***** GIVEN INFORMATION

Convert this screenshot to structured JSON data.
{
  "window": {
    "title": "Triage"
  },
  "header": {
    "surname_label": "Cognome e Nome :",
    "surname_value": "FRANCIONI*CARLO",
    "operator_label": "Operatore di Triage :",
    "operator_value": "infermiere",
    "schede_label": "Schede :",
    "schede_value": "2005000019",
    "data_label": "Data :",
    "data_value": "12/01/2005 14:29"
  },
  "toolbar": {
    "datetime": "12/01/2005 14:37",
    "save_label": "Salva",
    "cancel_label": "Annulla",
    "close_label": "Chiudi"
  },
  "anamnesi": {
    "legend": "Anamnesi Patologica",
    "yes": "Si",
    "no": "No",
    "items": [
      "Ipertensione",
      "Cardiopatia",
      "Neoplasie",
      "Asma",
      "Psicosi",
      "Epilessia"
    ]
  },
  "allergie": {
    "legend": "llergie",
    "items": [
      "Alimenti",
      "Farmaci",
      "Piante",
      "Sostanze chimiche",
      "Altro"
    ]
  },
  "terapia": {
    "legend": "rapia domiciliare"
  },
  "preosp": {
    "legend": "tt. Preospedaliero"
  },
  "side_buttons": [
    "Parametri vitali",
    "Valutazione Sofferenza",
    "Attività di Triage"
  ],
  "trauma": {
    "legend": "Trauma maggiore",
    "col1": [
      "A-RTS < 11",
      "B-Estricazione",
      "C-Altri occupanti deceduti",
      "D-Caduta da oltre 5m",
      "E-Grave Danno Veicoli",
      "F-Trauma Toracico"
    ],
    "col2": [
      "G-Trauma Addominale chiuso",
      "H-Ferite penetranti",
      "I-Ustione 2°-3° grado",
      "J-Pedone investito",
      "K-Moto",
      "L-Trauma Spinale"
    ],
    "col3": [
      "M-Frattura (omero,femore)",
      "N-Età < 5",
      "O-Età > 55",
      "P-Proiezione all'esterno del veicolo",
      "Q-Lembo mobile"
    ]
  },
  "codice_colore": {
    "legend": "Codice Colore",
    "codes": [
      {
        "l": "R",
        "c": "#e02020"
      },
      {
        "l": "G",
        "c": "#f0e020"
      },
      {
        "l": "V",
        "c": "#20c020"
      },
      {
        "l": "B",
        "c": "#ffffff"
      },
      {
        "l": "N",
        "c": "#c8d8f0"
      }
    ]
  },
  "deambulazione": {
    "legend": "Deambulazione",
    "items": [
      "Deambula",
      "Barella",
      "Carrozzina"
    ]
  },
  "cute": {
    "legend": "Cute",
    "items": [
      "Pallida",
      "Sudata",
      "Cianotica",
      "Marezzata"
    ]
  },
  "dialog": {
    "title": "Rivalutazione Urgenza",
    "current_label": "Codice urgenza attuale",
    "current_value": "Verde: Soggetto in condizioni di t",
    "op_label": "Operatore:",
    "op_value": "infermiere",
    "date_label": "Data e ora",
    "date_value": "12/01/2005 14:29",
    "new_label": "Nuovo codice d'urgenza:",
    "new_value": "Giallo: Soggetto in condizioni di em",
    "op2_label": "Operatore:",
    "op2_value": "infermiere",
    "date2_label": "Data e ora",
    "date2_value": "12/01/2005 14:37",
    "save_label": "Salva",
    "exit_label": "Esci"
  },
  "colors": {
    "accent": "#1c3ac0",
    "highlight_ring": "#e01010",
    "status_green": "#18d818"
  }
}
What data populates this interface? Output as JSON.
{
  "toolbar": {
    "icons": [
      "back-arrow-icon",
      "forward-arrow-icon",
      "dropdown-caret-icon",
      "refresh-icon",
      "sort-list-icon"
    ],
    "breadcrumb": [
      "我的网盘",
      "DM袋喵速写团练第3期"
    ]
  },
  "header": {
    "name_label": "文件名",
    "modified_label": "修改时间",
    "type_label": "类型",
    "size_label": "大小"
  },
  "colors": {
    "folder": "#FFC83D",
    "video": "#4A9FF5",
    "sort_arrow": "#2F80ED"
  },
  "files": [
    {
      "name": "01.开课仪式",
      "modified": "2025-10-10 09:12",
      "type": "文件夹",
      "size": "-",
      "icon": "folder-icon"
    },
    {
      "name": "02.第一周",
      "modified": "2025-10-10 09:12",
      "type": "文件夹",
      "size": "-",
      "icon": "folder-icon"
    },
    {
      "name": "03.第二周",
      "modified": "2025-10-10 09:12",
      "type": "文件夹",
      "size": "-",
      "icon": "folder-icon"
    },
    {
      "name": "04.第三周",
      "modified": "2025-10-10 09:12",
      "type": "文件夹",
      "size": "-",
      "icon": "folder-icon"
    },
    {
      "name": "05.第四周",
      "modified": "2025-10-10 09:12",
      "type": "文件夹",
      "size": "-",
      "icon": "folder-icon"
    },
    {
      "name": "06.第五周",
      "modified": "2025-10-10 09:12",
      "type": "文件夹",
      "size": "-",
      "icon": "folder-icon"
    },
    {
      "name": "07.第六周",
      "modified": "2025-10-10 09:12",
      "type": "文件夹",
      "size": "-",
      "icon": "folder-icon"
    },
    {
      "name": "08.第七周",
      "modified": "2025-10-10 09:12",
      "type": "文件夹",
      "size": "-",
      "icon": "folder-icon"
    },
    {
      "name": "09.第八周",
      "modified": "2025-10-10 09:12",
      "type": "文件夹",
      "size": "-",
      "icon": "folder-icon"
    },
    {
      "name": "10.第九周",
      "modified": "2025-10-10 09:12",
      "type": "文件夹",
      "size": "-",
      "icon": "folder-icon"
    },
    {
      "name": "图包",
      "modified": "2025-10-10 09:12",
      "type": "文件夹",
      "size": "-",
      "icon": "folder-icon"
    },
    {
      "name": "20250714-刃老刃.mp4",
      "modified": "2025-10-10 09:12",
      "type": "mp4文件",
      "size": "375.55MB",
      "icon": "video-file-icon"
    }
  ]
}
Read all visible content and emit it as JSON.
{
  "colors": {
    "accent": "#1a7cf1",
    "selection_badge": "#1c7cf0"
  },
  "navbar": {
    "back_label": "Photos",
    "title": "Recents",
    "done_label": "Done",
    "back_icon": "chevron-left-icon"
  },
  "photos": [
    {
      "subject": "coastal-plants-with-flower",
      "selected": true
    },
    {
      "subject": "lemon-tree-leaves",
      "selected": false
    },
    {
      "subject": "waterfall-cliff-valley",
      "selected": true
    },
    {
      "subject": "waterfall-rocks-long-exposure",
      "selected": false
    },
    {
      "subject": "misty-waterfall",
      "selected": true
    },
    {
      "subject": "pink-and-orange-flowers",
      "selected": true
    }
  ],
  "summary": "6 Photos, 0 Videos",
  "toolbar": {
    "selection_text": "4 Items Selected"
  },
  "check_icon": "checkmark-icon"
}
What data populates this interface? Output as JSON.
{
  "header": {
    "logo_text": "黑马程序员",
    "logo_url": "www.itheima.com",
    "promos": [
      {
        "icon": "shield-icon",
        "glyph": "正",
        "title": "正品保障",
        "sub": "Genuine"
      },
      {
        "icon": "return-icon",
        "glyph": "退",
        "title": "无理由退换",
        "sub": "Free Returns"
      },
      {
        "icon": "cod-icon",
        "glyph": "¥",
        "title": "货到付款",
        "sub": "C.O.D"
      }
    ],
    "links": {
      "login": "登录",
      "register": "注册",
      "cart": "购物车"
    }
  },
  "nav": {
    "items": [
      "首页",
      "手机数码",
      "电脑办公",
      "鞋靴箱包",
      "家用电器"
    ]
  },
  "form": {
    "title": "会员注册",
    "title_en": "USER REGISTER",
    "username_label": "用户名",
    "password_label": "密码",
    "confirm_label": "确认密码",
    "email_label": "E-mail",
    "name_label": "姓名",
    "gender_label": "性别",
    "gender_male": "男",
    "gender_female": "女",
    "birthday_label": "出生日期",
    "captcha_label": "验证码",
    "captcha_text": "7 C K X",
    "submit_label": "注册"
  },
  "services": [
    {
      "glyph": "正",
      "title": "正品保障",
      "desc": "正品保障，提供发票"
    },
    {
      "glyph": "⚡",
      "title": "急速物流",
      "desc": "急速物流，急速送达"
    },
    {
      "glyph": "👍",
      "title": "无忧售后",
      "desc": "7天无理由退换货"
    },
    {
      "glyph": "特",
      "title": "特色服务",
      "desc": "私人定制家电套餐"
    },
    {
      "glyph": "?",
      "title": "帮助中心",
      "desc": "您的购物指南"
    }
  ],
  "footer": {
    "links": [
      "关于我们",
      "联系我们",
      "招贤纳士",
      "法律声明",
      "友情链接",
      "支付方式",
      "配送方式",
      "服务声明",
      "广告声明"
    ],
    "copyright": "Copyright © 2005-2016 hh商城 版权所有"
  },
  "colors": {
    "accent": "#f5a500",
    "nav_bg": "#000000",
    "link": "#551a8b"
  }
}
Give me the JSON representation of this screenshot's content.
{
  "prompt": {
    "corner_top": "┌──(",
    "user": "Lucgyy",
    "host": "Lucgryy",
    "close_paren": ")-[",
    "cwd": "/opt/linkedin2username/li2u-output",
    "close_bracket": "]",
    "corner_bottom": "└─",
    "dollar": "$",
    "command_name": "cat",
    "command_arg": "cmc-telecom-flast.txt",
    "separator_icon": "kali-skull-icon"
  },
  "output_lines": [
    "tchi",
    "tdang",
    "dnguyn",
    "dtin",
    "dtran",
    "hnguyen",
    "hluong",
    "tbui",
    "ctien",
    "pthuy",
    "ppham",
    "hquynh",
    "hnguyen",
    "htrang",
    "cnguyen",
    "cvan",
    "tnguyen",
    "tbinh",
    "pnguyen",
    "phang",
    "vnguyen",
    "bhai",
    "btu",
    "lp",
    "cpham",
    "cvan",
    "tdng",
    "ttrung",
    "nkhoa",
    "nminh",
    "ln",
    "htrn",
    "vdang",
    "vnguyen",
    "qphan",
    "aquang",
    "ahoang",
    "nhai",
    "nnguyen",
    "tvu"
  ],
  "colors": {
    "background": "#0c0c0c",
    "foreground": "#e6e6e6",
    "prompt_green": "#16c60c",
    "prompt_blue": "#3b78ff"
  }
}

**********

**WHAT TO WORK ON**
Repeat the line containing "Give me the" and all subsequent lines through the final line of the data, exactly and with no others.

**COMPLETE RESPONSE**
Give me the JSON representation of this screenshot's content.
{
  "prompt": {
    "corner_top": "┌──(",
    "user": "Lucgyy",
    "host": "Lucgryy",
    "close_paren": ")-[",
    "cwd": "/opt/linkedin2username/li2u-output",
    "close_bracket": "]",
    "corner_bottom": "└─",
    "dollar": "$",
    "command_name": "cat",
    "command_arg": "cmc-telecom-flast.txt",
    "separator_icon": "kali-skull-icon"
  },
  "output_lines": [
    "tchi",
    "tdang",
    "dnguyn",
    "dtin",
    "dtran",
    "hnguyen",
    "hluong",
    "tbui",
    "ctien",
    "pthuy",
    "ppham",
    "hquynh",
    "hnguyen",
    "htrang",
    "cnguyen",
    "cvan",
    "tnguyen",
    "tbinh",
    "pnguyen",
    "phang",
    "vnguyen",
    "bhai",
    "btu",
    "lp",
    "cpham",
    "cvan",
    "tdng",
    "ttrung",
    "nkhoa",
    "nminh",
    "ln",
    "htrn",
    "vdang",
    "vnguyen",
    "qphan",
    "aquang",
    "ahoang",
    "nhai",
    "nnguyen",
    "tvu"
  ],
  "colors": {
    "background": "#0c0c0c",
    "foreground": "#e6e6e6",
    "prompt_green": "#16c60c",
    "prompt_blue": "#3b78ff"
  }
}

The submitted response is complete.